==== AVAILABLE RECORDS ====

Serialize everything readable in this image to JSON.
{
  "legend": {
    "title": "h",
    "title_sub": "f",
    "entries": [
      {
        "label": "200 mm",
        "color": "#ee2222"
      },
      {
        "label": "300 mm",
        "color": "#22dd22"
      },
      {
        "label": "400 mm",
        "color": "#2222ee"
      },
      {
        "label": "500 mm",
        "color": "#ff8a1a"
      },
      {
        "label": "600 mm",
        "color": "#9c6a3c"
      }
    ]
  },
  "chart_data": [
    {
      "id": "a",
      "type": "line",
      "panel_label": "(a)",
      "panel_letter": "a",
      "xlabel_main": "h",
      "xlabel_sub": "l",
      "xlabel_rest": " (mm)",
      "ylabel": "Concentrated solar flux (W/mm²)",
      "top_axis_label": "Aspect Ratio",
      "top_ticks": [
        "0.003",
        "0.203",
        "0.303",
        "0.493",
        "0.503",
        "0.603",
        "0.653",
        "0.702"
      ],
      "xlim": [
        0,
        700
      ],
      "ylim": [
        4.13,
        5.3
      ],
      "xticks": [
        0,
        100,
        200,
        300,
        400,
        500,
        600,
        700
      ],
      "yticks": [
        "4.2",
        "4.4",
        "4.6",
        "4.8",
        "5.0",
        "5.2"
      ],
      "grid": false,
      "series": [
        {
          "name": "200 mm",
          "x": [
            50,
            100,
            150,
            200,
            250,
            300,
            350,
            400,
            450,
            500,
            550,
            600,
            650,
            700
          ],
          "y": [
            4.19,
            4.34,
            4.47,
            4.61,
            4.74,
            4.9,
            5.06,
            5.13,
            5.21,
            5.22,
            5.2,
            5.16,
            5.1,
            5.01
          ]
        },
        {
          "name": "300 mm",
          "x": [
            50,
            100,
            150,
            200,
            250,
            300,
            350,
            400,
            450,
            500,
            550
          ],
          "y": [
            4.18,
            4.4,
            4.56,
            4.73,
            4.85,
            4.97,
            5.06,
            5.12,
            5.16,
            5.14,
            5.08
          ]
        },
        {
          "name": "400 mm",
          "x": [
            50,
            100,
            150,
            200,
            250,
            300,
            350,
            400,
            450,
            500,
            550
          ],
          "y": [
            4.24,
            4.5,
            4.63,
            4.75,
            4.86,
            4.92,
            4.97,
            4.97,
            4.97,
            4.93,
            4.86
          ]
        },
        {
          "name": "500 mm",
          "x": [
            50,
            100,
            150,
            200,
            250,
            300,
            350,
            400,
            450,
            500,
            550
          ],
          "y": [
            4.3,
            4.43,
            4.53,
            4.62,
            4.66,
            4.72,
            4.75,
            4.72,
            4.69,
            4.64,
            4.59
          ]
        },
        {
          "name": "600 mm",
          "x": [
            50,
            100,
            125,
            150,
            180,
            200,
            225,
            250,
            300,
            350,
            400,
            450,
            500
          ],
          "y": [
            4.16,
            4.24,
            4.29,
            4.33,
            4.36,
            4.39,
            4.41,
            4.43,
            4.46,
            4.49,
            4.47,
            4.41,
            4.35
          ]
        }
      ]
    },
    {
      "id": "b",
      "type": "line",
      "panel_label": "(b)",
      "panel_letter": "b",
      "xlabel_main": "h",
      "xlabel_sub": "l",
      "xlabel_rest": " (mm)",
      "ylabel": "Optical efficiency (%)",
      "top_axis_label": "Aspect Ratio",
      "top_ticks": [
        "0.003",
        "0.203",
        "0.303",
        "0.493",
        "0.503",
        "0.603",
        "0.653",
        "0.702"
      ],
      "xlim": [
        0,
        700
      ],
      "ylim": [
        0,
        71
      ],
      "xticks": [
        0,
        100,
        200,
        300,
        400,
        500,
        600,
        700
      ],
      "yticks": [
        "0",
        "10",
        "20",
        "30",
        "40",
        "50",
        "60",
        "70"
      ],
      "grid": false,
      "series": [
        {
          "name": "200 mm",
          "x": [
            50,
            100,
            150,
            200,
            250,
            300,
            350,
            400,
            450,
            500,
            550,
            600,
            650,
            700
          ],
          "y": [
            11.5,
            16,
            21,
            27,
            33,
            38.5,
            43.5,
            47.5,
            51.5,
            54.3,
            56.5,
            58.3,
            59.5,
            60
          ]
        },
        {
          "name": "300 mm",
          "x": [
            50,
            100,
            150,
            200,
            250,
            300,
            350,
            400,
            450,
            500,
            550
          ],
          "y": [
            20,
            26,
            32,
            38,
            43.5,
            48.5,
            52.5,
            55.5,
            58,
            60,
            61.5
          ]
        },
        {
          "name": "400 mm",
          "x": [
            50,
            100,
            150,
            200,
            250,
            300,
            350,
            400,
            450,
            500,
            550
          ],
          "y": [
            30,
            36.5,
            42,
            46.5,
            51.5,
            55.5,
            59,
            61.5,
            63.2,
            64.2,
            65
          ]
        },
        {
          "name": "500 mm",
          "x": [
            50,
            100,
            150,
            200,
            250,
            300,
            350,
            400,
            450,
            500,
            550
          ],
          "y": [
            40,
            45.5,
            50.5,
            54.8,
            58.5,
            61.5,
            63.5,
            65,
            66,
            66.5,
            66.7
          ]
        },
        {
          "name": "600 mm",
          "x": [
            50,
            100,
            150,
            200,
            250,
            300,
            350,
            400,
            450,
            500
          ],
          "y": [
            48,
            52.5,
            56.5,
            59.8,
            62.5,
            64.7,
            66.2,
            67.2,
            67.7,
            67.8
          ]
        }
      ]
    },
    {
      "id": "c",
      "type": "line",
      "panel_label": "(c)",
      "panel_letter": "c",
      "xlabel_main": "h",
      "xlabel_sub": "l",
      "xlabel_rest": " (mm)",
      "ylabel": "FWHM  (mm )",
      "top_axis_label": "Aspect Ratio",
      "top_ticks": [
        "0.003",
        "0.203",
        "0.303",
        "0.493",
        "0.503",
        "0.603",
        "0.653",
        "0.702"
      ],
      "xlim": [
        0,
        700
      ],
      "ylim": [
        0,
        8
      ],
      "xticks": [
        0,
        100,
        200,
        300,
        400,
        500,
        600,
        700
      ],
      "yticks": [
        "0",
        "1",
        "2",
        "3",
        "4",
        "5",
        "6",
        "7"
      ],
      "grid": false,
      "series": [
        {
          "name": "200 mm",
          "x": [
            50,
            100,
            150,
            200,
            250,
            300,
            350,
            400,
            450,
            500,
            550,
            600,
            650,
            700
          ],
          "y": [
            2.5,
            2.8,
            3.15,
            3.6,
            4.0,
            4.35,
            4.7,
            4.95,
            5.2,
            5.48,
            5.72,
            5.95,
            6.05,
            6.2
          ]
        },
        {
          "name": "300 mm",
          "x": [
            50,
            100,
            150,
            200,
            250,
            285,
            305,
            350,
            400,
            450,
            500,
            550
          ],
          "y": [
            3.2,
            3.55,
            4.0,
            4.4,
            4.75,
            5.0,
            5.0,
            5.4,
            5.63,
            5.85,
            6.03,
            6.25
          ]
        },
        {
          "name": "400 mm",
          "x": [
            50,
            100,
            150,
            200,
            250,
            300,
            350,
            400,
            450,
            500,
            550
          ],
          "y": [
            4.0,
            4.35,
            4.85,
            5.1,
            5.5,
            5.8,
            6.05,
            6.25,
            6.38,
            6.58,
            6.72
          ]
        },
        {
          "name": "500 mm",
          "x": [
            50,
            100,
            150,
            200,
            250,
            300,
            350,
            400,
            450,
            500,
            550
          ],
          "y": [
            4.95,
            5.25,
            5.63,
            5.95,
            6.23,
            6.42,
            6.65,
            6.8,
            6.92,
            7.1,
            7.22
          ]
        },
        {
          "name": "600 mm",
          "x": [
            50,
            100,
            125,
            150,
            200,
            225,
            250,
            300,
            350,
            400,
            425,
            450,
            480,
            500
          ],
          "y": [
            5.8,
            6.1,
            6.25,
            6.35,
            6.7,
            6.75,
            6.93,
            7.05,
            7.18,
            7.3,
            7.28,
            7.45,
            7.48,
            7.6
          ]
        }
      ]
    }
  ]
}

====

In the listing, find each line with the string "ylabel" and copy it.

      "ylabel": "Concentrated solar flux (W/mm²)",
      "ylabel": "Optical efficiency (%)",
      "ylabel": "FWHM  (mm )",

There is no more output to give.